§ TASK DETAILS
Look for "passage" in the listing below. Gather each line that contains it.

§ RECORDS FOR PROCESSING
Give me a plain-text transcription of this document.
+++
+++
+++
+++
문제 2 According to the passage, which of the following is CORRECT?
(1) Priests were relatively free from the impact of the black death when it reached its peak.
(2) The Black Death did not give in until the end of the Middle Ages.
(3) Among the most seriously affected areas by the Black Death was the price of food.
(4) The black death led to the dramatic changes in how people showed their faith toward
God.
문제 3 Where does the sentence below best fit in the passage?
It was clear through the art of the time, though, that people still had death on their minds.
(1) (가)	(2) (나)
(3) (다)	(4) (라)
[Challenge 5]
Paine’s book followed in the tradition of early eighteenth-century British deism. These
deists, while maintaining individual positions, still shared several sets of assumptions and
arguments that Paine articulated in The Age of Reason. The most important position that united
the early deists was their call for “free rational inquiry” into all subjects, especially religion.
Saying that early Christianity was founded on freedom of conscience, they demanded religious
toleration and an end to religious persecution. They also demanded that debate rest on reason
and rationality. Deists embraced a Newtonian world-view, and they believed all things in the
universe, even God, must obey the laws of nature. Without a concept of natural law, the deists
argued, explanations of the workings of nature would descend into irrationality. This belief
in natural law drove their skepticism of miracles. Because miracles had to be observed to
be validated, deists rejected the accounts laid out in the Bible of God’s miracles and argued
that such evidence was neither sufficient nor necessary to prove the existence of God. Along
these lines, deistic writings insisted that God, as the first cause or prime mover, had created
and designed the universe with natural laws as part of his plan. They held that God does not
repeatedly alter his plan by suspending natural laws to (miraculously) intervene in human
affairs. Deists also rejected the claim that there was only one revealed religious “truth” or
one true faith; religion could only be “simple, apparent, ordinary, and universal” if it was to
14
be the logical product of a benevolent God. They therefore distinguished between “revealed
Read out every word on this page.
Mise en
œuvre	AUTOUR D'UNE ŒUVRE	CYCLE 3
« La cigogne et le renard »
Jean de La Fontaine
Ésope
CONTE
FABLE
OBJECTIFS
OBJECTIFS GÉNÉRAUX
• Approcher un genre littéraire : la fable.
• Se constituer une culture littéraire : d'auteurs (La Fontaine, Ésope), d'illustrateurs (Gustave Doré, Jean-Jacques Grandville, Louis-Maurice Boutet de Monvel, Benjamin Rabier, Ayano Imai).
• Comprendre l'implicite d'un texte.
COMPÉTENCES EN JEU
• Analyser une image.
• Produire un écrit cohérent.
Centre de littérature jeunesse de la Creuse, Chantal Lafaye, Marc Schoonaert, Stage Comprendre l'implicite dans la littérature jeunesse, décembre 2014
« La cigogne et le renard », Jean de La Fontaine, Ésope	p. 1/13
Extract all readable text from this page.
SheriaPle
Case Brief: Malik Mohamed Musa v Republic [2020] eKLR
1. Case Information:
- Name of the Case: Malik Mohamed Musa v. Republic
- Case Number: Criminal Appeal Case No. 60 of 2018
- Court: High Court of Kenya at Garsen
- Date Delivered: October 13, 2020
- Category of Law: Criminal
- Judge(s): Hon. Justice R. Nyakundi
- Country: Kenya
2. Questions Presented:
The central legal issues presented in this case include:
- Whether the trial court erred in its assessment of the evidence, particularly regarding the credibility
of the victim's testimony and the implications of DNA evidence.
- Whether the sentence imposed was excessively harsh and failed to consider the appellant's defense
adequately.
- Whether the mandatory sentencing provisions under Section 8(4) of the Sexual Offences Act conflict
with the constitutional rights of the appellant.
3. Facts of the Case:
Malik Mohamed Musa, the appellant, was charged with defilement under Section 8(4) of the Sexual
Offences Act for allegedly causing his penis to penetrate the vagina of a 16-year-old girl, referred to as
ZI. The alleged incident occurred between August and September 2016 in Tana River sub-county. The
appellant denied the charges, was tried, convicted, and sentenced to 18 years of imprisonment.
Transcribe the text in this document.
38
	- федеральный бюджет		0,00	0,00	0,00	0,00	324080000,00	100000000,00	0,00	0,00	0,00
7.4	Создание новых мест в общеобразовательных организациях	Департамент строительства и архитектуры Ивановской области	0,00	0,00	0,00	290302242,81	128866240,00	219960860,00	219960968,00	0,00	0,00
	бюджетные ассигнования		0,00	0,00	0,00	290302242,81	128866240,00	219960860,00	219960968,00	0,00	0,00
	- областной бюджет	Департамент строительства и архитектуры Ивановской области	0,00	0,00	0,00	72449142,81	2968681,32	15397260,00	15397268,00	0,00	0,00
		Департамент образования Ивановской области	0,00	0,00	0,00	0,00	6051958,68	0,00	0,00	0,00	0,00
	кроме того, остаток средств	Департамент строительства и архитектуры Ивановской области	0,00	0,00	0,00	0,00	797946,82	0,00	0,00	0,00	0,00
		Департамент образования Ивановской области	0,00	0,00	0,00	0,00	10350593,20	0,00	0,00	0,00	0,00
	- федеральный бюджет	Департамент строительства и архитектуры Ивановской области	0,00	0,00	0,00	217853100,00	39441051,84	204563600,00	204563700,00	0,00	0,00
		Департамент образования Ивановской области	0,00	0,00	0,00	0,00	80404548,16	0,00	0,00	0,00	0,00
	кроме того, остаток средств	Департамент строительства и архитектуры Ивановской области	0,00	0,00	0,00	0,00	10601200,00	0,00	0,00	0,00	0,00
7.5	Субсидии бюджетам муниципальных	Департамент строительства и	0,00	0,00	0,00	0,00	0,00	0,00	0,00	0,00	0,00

§ COMPLETE ANSWER
문제 2 According to the passage, which of the following is CORRECT?
문제 3 Where does the sentence below best fit in the passage?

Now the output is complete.